PASSAGE SHOWN:
▬▬▬▬▬▬▬▬▬▬
Wireless toilet occupancy sensor

toilet-occupancy-sensor

It’s a bit awkward for all parties involved if someone is waiting right outside the bathroom door. This system helps to alleviate that issue by letting the next user know when the loo is available. [Akiba] has been working with the folks at Loftworks, a design company in Tokyo, to get the status beacons seen above up and running.

The staff is mostly women and there is just one single stall women’s toilet on each of the three floors. The boxes above represent the three stalls, using colored light to indicate if a bathroom is available or in use. Detection is based on a PIR motion sensor in each stall. They communicate back with the display units wirelessly, which initially presented quite a problem. The doors on the bathroom are steel, and when closed they effectively block communications. The 900 MHz radios used in the system are on theĀ 802.15.4 protocol. But they can be set a couple of different ways by moving resistors. Each came configured for the fasted data throughput, but that’s not really necessary. By changing to a slower configuration [Akiba] was able to fix the communications problems.
▬▬▬▬▬▬▬▬▬▬
INFORMATION SHOWN:
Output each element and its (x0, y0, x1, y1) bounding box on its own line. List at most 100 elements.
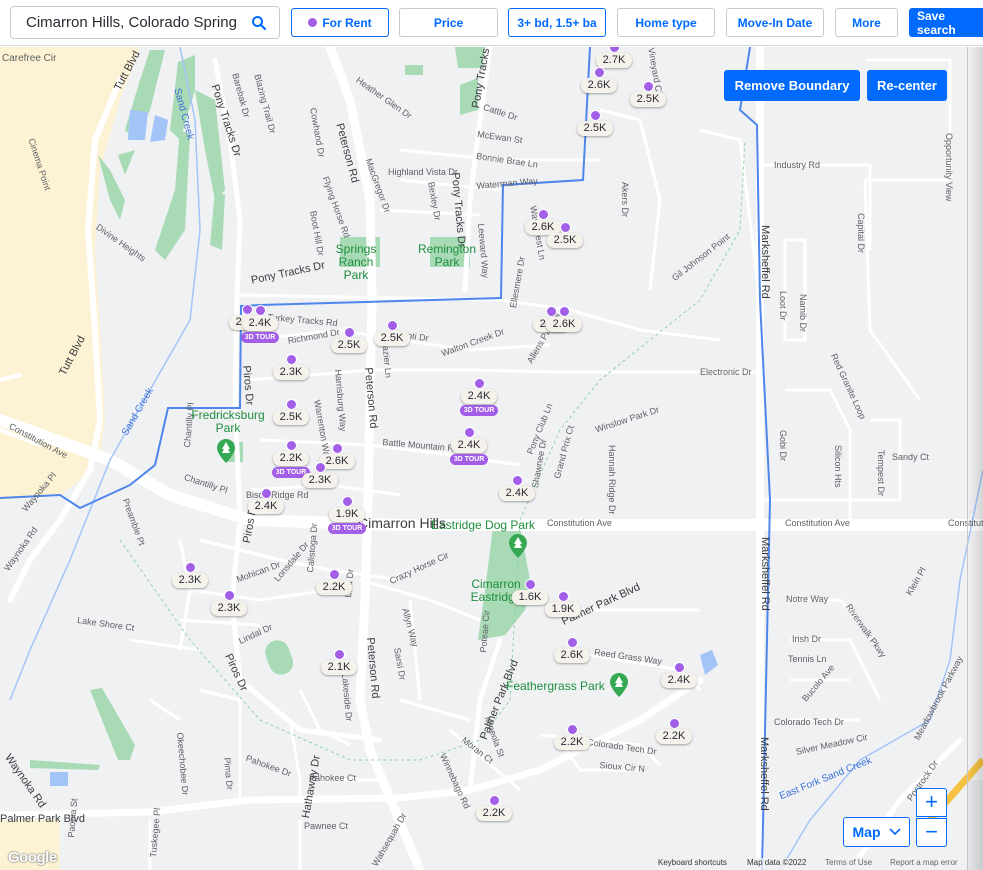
▬▬▬▬▬▬▬▬▬▬
EXERCISE TASKS:
1. Translate this sentence from the occupancy sensor passage into Spanish: "The doors on the bathroom are steel, and when closed they effectively block communications."
2. Write a continuation of the occupancy sensor passage, picking up after its final sentence.
The data shown here has no connection to the occupancy sensor passage.

WRITTEN ANSWERS:
1. Las puertas del baño son de acero y, cuando están cerradas, bloquean eficazmente las comunicaciones.

2.
We remember seeing a similar bathroom indicator in a links post some time ago.

24 thoughts on “Wireless toilet occupancy sensor

  1. How about 3 LEDS in each display, Green one for bathroom all clear, yellow one for stall clear but bathroom occupied, and red one for stall occupied? Some people like empty bathrooms not just stalls.

  2. If someone is sitting on the loo and not moving would the pir fail to trigger and think there is no one there

    1. You can adjust the response time of PIR sensors,and most people would move about a bit at some point during any activity, and I guess we have to accept some error in the rare cases and when they find it’s occupied anyway you must wait closer to the door after all.

  3. What if you pass away on the toilet like Elvis, though? You won’t trigger the motion sensor and it sets up an awkward situation.

    1. How do you mean awkward? People will think it’s empty, try the door, it is locked, they say ‘sorry’ and there is no reply and so the body is found sooner than normal you would expect.
      Or if it’s in a government/EU/UN building/McDonalds and the person is OD’ing might be saved even by the prompt find.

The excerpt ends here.